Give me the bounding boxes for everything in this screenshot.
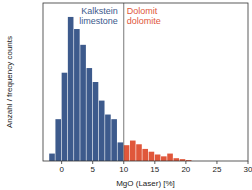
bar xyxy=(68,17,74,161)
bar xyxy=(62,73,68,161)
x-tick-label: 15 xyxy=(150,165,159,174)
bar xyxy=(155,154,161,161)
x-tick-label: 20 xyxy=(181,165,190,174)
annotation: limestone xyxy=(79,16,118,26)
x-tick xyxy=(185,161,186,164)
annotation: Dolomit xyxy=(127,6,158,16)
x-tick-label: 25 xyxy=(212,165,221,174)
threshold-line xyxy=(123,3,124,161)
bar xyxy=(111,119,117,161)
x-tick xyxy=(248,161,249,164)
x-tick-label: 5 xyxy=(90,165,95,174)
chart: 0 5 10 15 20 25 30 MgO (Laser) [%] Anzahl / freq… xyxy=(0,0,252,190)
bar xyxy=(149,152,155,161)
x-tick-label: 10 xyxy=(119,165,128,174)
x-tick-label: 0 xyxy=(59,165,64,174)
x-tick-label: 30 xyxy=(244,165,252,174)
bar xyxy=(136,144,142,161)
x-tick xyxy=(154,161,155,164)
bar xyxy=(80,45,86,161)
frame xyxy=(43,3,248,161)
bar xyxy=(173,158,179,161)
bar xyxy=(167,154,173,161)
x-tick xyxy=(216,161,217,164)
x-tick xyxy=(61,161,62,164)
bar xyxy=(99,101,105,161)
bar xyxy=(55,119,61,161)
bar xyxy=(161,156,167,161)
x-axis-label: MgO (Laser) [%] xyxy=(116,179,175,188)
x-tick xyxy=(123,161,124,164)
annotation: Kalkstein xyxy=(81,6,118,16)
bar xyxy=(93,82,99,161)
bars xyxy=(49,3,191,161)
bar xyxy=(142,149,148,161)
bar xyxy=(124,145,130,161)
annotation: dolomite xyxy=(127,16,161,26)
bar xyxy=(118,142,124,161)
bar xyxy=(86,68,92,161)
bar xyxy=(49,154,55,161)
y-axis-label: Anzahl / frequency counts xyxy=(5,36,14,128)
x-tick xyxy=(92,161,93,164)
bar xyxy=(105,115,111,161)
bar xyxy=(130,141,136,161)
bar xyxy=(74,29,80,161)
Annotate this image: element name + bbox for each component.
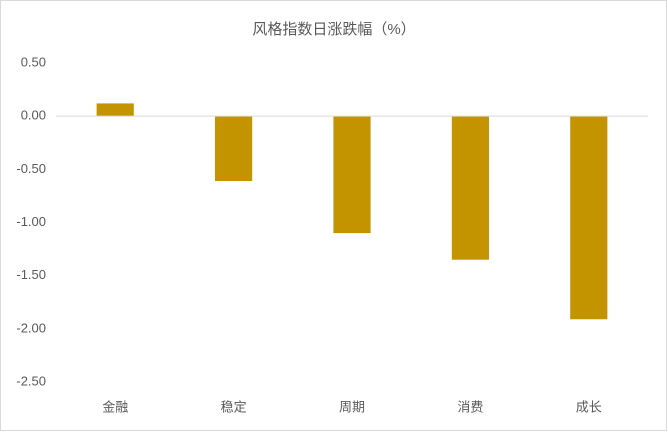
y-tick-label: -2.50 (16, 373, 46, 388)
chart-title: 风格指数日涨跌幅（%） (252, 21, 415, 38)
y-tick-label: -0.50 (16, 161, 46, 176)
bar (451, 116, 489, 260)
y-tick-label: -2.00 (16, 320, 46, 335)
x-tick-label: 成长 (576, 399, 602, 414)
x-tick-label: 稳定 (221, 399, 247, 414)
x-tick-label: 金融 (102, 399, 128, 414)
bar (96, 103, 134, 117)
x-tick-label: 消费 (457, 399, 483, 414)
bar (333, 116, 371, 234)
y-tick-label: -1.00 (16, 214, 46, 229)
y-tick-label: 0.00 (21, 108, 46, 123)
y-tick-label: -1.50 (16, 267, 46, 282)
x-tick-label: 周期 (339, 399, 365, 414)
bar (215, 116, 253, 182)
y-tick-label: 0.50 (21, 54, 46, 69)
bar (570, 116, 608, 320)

---

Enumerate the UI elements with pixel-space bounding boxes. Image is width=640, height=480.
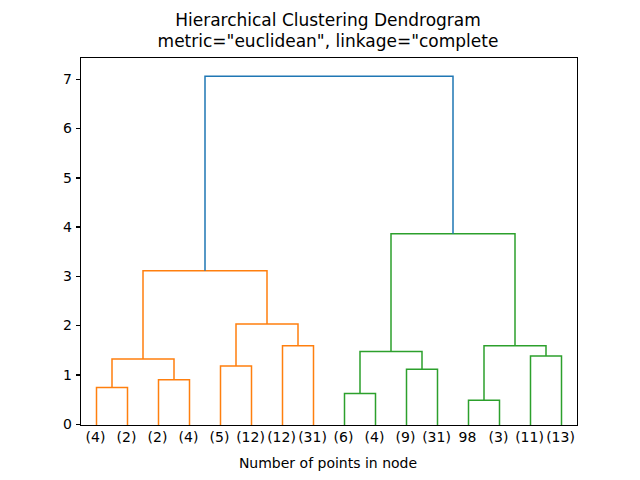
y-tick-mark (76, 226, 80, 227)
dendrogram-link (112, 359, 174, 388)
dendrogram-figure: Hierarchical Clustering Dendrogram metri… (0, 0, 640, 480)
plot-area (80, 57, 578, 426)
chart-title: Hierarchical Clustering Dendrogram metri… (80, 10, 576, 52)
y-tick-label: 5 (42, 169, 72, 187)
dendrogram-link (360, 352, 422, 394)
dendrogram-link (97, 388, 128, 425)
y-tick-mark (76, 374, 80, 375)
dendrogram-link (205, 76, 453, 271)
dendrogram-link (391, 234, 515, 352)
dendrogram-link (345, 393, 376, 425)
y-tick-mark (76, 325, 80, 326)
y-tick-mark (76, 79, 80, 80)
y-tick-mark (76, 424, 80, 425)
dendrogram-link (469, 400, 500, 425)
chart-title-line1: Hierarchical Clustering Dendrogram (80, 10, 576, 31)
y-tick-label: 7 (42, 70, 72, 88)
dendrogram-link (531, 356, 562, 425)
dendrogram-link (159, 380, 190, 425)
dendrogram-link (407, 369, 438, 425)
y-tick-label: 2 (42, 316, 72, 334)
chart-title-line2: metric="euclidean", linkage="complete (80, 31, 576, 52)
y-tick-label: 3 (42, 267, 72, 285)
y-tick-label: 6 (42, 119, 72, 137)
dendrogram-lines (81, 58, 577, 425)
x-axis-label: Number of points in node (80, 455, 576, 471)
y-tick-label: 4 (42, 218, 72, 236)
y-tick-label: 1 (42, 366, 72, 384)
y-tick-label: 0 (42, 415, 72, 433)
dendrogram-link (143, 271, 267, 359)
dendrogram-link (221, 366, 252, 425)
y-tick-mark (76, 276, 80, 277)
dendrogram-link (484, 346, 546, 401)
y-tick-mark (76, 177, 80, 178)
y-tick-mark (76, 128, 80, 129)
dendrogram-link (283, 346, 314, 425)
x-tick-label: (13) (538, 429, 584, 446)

Direction
Copy out the rows from the line containing "y-tick-label: -2.50 (16, 373, 46, 388)" through the line containing "y-tick-label: -1.00 (16, 214, 46, 229)", both of those lines included, reproducing each one without any change.

Solution to this task
y-tick-label: -2.50 (16, 373, 46, 388)
chart-title: 风格指数日涨跌幅（%） (252, 21, 415, 38)
y-tick-label: -0.50 (16, 161, 46, 176)
bar (451, 116, 489, 260)
y-tick-label: -2.00 (16, 320, 46, 335)
x-tick-label: 成长 (576, 399, 602, 414)
x-tick-label: 稳定 (221, 399, 247, 414)
x-tick-label: 金融 (102, 399, 128, 414)
bar (96, 103, 134, 117)
x-tick-label: 消费 (457, 399, 483, 414)
bar (333, 116, 371, 234)
y-tick-label: -1.00 (16, 214, 46, 229)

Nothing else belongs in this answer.